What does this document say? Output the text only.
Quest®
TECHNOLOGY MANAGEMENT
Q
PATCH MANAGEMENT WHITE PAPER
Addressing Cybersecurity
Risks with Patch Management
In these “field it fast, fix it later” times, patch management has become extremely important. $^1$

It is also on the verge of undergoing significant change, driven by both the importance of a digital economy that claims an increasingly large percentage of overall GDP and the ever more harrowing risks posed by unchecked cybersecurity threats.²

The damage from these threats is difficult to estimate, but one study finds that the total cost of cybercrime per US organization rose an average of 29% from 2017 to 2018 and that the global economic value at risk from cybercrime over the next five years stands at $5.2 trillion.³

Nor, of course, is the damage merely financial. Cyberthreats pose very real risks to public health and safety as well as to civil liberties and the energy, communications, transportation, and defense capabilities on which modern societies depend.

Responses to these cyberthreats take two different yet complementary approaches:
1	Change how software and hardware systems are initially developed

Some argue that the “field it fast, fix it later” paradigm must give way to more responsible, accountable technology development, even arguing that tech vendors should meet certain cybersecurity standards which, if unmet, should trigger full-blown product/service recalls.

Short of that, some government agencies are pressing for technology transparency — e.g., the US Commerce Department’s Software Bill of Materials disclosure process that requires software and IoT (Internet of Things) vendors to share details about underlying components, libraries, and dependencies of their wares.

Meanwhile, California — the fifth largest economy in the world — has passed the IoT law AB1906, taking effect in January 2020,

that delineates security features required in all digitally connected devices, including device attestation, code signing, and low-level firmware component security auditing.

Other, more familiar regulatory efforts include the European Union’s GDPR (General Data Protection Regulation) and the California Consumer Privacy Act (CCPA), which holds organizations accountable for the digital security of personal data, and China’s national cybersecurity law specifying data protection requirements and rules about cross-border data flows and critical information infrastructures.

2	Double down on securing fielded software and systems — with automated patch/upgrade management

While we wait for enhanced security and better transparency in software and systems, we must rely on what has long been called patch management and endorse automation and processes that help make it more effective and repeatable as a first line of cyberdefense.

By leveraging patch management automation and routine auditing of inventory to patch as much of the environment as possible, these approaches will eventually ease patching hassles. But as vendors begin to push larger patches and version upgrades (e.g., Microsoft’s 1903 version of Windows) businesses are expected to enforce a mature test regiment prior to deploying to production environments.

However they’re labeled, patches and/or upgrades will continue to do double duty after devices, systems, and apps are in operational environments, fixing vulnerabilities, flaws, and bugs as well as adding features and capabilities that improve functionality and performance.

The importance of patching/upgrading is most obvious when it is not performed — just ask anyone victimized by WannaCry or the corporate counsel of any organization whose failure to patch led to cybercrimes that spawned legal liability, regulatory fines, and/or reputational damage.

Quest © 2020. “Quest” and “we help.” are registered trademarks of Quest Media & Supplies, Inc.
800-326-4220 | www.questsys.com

□ □ □ □ □

▶ _Job_:
All entries must be repeated verbatim.

▶ _Result for this task_:
What does this document say? Output the text only.
Quest®
TECHNOLOGY MANAGEMENT
Q
PATCH MANAGEMENT WHITE PAPER
Addressing Cybersecurity
Risks with Patch Management
In these “field it fast, fix it later” times, patch management has become extremely important. $^1$

It is also on the verge of undergoing significant change, driven by both the importance of a digital economy that claims an increasingly large percentage of overall GDP and the ever more harrowing risks posed by unchecked cybersecurity threats.²

The damage from these threats is difficult to estimate, but one study finds that the total cost of cybercrime per US organization rose an average of 29% from 2017 to 2018 and that the global economic value at risk from cybercrime over the next five years stands at $5.2 trillion.³

Nor, of course, is the damage merely financial. Cyberthreats pose very real risks to public health and safety as well as to civil liberties and the energy, communications, transportation, and defense capabilities on which modern societies depend.

Responses to these cyberthreats take two different yet complementary approaches:
1	Change how software and hardware systems are initially developed

Some argue that the “field it fast, fix it later” paradigm must give way to more responsible, accountable technology development, even arguing that tech vendors should meet certain cybersecurity standards which, if unmet, should trigger full-blown product/service recalls.

Short of that, some government agencies are pressing for technology transparency — e.g., the US Commerce Department’s Software Bill of Materials disclosure process that requires software and IoT (Internet of Things) vendors to share details about underlying components, libraries, and dependencies of their wares.

Meanwhile, California — the fifth largest economy in the world — has passed the IoT law AB1906, taking effect in January 2020,

that delineates security features required in all digitally connected devices, including device attestation, code signing, and low-level firmware component security auditing.

Other, more familiar regulatory efforts include the European Union’s GDPR (General Data Protection Regulation) and the California Consumer Privacy Act (CCPA), which holds organizations accountable for the digital security of personal data, and China’s national cybersecurity law specifying data protection requirements and rules about cross-border data flows and critical information infrastructures.

2	Double down on securing fielded software and systems — with automated patch/upgrade management

While we wait for enhanced security and better transparency in software and systems, we must rely on what has long been called patch management and endorse automation and processes that help make it more effective and repeatable as a first line of cyberdefense.

By leveraging patch management automation and routine auditing of inventory to patch as much of the environment as possible, these approaches will eventually ease patching hassles. But as vendors begin to push larger patches and version upgrades (e.g., Microsoft’s 1903 version of Windows) businesses are expected to enforce a mature test regiment prior to deploying to production environments.

However they’re labeled, patches and/or upgrades will continue to do double duty after devices, systems, and apps are in operational environments, fixing vulnerabilities, flaws, and bugs as well as adding features and capabilities that improve functionality and performance.

The importance of patching/upgrading is most obvious when it is not performed — just ask anyone victimized by WannaCry or the corporate counsel of any organization whose failure to patch led to cybercrimes that spawned legal liability, regulatory fines, and/or reputational damage.

Quest © 2020. “Quest” and “we help.” are registered trademarks of Quest Media & Supplies, Inc.
800-326-4220 | www.questsys.com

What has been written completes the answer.